Start RECORDS FOR THE EXERCISE

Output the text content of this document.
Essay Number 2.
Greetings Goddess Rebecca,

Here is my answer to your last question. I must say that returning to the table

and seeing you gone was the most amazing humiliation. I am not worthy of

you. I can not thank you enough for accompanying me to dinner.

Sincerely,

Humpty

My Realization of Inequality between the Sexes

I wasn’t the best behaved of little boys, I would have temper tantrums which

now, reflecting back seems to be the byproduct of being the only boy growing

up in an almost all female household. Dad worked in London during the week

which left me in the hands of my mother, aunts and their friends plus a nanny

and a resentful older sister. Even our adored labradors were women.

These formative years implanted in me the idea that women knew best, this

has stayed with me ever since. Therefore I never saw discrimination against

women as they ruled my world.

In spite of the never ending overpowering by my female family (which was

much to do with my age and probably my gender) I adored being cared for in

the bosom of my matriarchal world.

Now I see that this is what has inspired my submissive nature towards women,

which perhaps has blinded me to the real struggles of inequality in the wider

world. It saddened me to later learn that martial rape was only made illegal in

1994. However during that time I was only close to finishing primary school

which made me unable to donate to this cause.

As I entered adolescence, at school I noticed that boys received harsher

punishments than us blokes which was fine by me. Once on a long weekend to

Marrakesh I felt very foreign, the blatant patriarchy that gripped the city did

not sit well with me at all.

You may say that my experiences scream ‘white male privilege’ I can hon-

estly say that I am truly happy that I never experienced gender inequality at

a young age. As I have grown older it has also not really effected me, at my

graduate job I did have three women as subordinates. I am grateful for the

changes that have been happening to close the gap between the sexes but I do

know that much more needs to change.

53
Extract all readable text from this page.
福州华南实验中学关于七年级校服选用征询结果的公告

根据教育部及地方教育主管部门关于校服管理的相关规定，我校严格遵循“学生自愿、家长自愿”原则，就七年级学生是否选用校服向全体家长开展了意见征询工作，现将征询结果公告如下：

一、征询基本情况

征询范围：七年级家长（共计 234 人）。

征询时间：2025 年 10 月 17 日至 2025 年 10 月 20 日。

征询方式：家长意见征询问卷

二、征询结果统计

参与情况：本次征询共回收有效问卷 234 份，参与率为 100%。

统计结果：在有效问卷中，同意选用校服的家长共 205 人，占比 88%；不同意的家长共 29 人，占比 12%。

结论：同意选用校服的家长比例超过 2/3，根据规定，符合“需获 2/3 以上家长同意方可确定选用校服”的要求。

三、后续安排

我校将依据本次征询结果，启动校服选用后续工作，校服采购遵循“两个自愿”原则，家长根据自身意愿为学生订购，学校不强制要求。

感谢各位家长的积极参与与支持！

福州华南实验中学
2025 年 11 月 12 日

End RECORDS FOR THE EXERCISE

SET TASK >> Beginning with the line that contains "Extract all readable text from this page.", quote each line exactly through the last line of the entries above, and nothing beyond them.

WRITTEN ANSWER >>
Extract all readable text from this page.
福州华南实验中学关于七年级校服选用征询结果的公告

根据教育部及地方教育主管部门关于校服管理的相关规定，我校严格遵循“学生自愿、家长自愿”原则，就七年级学生是否选用校服向全体家长开展了意见征询工作，现将征询结果公告如下：

一、征询基本情况

征询范围：七年级家长（共计 234 人）。

征询时间：2025 年 10 月 17 日至 2025 年 10 月 20 日。

征询方式：家长意见征询问卷

二、征询结果统计

参与情况：本次征询共回收有效问卷 234 份，参与率为 100%。

统计结果：在有效问卷中，同意选用校服的家长共 205 人，占比 88%；不同意的家长共 29 人，占比 12%。

结论：同意选用校服的家长比例超过 2/3，根据规定，符合“需获 2/3 以上家长同意方可确定选用校服”的要求。

三、后续安排

我校将依据本次征询结果，启动校服选用后续工作，校服采购遵循“两个自愿”原则，家长根据自身意愿为学生订购，学校不强制要求。

感谢各位家长的积极参与与支持！

福州华南实验中学
2025 年 11 月 12 日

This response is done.